Extracted material:
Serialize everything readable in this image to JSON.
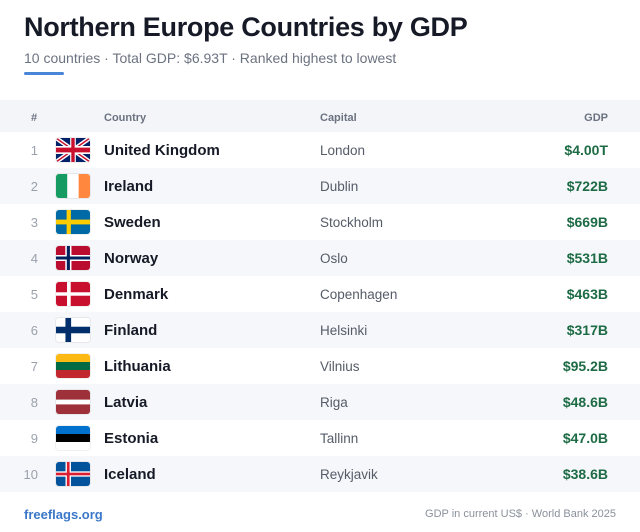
{
  "header": {
    "title": "Northern Europe Countries by GDP",
    "subtitle": "10 countries · Total GDP: $6.93T · Ranked highest to lowest",
    "accent_color": "#4a86d8"
  },
  "table": {
    "columns": {
      "rank": "#",
      "country": "Country",
      "capital": "Capital",
      "gdp": "GDP"
    },
    "rows": [
      {
        "rank": "1",
        "flag": "united-kingdom-flag-icon",
        "country": "United Kingdom",
        "capital": "London",
        "gdp": "$4.00T"
      },
      {
        "rank": "2",
        "flag": "ireland-flag-icon",
        "country": "Ireland",
        "capital": "Dublin",
        "gdp": "$722B"
      },
      {
        "rank": "3",
        "flag": "sweden-flag-icon",
        "country": "Sweden",
        "capital": "Stockholm",
        "gdp": "$669B"
      },
      {
        "rank": "4",
        "flag": "norway-flag-icon",
        "country": "Norway",
        "capital": "Oslo",
        "gdp": "$531B"
      },
      {
        "rank": "5",
        "flag": "denmark-flag-icon",
        "country": "Denmark",
        "capital": "Copenhagen",
        "gdp": "$463B"
      },
      {
        "rank": "6",
        "flag": "finland-flag-icon",
        "country": "Finland",
        "capital": "Helsinki",
        "gdp": "$317B"
      },
      {
        "rank": "7",
        "flag": "lithuania-flag-icon",
        "country": "Lithuania",
        "capital": "Vilnius",
        "gdp": "$95.2B"
      },
      {
        "rank": "8",
        "flag": "latvia-flag-icon",
        "country": "Latvia",
        "capital": "Riga",
        "gdp": "$48.6B"
      },
      {
        "rank": "9",
        "flag": "estonia-flag-icon",
        "country": "Estonia",
        "capital": "Tallinn",
        "gdp": "$47.0B"
      },
      {
        "rank": "10",
        "flag": "iceland-flag-icon",
        "country": "Iceland",
        "capital": "Reykjavik",
        "gdp": "$38.6B"
      }
    ],
    "gdp_color": "#1d6b45"
  },
  "footer": {
    "site": "freeflags.org",
    "source": "GDP in current US$ · World Bank 2025"
  }
}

Your task: Copy each line of the records containing the string "capital".

Complete response:
      "capital": "Capital",
        "capital": "London",
        "capital": "Dublin",
        "capital": "Stockholm",
        "capital": "Oslo",
        "capital": "Copenhagen",
        "capital": "Helsinki",
        "capital": "Vilnius",
        "capital": "Riga",
        "capital": "Tallinn",
        "capital": "Reykjavik",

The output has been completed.